● **TASK REQUIREMENTS**: The records that follow must be reproduced in full, exactly as written.

[Stored records]
────────────────────────────────────────

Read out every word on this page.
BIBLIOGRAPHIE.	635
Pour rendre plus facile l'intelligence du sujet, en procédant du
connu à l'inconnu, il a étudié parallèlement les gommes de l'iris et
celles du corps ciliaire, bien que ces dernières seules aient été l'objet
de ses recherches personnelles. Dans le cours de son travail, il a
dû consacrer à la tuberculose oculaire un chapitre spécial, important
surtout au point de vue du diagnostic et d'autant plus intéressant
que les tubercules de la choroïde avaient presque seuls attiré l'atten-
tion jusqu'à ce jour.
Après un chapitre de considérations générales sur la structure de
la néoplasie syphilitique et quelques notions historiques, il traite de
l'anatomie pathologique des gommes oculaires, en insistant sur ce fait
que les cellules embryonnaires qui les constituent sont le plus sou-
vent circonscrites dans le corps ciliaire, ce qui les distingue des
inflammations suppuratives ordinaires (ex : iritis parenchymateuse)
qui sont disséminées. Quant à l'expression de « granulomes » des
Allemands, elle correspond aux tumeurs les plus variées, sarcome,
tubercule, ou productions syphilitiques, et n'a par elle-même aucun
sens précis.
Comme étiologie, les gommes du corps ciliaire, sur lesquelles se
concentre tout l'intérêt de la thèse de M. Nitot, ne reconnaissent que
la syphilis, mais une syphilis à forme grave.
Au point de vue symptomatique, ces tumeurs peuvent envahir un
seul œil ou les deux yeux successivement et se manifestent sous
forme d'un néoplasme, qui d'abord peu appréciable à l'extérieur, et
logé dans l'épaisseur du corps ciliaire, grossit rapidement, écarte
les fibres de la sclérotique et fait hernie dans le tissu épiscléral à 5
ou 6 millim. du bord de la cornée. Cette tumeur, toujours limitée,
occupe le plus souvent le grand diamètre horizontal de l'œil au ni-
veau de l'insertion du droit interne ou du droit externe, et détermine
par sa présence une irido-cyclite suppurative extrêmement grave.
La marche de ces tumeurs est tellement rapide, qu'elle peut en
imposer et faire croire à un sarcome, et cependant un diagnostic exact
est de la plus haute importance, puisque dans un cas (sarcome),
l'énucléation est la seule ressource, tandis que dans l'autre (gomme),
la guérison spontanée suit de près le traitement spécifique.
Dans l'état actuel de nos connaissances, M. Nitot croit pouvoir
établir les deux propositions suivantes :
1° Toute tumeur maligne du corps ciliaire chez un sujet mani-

────────────────────────────────────────

● **FULL OUTPUT**:
Read out every word on this page.
BIBLIOGRAPHIE.	635
Pour rendre plus facile l'intelligence du sujet, en procédant du
connu à l'inconnu, il a étudié parallèlement les gommes de l'iris et
celles du corps ciliaire, bien que ces dernières seules aient été l'objet
de ses recherches personnelles. Dans le cours de son travail, il a
dû consacrer à la tuberculose oculaire un chapitre spécial, important
surtout au point de vue du diagnostic et d'autant plus intéressant
que les tubercules de la choroïde avaient presque seuls attiré l'atten-
tion jusqu'à ce jour.
Après un chapitre de considérations générales sur la structure de
la néoplasie syphilitique et quelques notions historiques, il traite de
l'anatomie pathologique des gommes oculaires, en insistant sur ce fait
que les cellules embryonnaires qui les constituent sont le plus sou-
vent circonscrites dans le corps ciliaire, ce qui les distingue des
inflammations suppuratives ordinaires (ex : iritis parenchymateuse)
qui sont disséminées. Quant à l'expression de « granulomes » des
Allemands, elle correspond aux tumeurs les plus variées, sarcome,
tubercule, ou productions syphilitiques, et n'a par elle-même aucun
sens précis.
Comme étiologie, les gommes du corps ciliaire, sur lesquelles se
concentre tout l'intérêt de la thèse de M. Nitot, ne reconnaissent que
la syphilis, mais une syphilis à forme grave.
Au point de vue symptomatique, ces tumeurs peuvent envahir un
seul œil ou les deux yeux successivement et se manifestent sous
forme d'un néoplasme, qui d'abord peu appréciable à l'extérieur, et
logé dans l'épaisseur du corps ciliaire, grossit rapidement, écarte
les fibres de la sclérotique et fait hernie dans le tissu épiscléral à 5
ou 6 millim. du bord de la cornée. Cette tumeur, toujours limitée,
occupe le plus souvent le grand diamètre horizontal de l'œil au ni-
veau de l'insertion du droit interne ou du droit externe, et détermine
par sa présence une irido-cyclite suppurative extrêmement grave.
La marche de ces tumeurs est tellement rapide, qu'elle peut en
imposer et faire croire à un sarcome, et cependant un diagnostic exact
est de la plus haute importance, puisque dans un cas (sarcome),
l'énucléation est la seule ressource, tandis que dans l'autre (gomme),
la guérison spontanée suit de près le traitement spécifique.
Dans l'état actuel de nos connaissances, M. Nitot croit pouvoir
établir les deux propositions suivantes :
1° Toute tumeur maligne du corps ciliaire chez un sujet mani-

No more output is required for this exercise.